## Given task
Copy every line of the records below that holds the word "depreciation".

##### Information shown

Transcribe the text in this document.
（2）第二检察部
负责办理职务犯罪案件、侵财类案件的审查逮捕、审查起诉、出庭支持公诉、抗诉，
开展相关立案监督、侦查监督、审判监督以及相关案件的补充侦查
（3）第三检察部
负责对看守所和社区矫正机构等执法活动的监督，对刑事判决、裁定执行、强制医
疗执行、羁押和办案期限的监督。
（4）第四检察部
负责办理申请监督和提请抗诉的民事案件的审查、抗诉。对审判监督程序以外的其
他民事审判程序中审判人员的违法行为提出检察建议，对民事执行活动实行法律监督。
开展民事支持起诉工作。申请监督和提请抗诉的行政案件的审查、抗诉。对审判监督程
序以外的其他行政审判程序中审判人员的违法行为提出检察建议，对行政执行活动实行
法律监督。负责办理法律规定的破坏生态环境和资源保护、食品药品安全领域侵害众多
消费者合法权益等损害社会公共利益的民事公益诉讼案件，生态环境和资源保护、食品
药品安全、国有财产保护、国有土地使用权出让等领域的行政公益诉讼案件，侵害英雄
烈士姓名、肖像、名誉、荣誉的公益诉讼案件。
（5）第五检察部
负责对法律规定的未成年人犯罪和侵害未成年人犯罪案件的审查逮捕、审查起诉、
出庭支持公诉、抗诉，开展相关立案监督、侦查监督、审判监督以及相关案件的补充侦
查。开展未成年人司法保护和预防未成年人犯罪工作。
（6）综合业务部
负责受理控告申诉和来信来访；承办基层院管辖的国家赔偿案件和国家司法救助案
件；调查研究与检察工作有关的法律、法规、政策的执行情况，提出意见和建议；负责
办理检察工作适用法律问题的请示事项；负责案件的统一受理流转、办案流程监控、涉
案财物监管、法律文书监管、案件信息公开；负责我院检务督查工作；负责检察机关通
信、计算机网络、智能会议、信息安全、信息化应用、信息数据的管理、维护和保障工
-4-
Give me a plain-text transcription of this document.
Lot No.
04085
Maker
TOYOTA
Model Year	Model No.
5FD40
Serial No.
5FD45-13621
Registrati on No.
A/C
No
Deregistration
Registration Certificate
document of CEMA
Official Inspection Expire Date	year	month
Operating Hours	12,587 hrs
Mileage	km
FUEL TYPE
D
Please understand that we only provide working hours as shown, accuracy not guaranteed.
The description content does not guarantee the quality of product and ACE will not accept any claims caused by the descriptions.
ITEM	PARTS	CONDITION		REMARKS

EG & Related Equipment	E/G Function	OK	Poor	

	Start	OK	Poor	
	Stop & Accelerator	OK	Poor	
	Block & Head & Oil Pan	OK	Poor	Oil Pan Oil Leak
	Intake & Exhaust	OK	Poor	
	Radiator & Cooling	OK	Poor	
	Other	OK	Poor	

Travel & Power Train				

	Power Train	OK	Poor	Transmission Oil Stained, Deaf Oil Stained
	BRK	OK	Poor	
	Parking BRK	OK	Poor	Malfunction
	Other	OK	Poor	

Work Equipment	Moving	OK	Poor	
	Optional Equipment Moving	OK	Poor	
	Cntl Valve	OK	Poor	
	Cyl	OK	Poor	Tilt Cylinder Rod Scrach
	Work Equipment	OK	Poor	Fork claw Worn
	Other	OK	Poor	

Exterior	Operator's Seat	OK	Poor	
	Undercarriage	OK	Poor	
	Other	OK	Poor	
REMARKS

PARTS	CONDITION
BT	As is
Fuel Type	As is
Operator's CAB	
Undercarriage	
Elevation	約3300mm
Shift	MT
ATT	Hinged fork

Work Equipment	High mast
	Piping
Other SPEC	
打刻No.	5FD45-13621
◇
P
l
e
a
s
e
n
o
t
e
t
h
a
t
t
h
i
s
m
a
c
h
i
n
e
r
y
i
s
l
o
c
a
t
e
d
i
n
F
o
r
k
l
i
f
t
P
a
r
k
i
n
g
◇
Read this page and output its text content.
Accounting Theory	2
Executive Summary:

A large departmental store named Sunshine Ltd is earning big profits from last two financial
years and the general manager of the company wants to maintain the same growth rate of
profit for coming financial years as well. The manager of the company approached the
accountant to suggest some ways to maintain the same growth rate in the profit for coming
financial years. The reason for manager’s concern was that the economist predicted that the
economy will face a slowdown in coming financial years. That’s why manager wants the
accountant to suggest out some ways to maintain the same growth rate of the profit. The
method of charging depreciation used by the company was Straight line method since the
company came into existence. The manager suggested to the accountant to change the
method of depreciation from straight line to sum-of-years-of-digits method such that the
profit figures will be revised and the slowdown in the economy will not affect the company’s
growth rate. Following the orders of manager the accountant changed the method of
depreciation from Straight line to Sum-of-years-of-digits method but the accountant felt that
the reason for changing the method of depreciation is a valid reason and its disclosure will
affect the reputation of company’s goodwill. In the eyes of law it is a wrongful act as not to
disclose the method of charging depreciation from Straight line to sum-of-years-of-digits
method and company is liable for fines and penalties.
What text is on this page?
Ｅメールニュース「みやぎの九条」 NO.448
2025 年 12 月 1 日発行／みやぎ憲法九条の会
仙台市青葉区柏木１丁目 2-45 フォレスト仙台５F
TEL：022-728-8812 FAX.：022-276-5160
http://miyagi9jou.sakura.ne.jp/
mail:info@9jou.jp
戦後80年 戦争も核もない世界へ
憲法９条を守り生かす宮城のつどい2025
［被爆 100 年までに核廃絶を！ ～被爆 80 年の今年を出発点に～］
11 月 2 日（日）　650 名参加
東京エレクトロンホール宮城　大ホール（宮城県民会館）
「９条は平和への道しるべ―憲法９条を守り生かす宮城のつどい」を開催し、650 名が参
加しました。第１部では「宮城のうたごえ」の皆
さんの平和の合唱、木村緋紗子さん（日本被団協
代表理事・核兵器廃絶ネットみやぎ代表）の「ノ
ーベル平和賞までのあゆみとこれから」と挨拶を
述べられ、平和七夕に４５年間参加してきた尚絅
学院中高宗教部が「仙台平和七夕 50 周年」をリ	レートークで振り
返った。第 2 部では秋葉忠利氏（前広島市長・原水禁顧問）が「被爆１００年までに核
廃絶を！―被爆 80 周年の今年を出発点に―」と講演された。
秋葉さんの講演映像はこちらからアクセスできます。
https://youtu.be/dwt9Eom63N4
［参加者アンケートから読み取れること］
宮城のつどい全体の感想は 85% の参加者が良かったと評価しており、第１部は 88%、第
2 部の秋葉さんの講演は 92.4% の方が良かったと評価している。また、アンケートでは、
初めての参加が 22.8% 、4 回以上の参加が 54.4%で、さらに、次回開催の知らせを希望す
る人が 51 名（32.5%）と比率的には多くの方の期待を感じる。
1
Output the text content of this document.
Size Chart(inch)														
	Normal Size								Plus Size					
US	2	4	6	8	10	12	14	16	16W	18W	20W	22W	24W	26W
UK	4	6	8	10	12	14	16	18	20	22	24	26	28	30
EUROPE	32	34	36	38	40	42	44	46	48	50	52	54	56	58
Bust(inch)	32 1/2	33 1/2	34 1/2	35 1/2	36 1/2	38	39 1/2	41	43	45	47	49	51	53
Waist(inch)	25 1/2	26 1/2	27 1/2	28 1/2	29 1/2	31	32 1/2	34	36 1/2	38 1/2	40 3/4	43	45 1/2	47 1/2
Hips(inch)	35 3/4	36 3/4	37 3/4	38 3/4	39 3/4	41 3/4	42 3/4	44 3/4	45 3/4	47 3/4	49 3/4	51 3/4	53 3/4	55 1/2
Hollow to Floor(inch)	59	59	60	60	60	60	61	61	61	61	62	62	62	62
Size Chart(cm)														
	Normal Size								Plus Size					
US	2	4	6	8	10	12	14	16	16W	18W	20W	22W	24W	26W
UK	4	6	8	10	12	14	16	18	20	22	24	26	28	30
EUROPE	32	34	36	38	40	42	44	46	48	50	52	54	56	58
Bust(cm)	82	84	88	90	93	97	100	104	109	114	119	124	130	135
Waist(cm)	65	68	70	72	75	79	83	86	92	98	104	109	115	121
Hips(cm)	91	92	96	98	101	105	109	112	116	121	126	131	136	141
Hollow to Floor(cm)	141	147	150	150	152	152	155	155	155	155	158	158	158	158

##########

## Written answer
method of charging depreciation used by the company was Straight line method since the
method of depreciation from straight line to sum-of-years-of-digits method such that the
depreciation from Straight line to Sum-of-years-of-digits method but the accountant felt that
the reason for changing the method of depreciation is a valid reason and its disclosure will
disclose the method of charging depreciation from Straight line to sum-of-years-of-digits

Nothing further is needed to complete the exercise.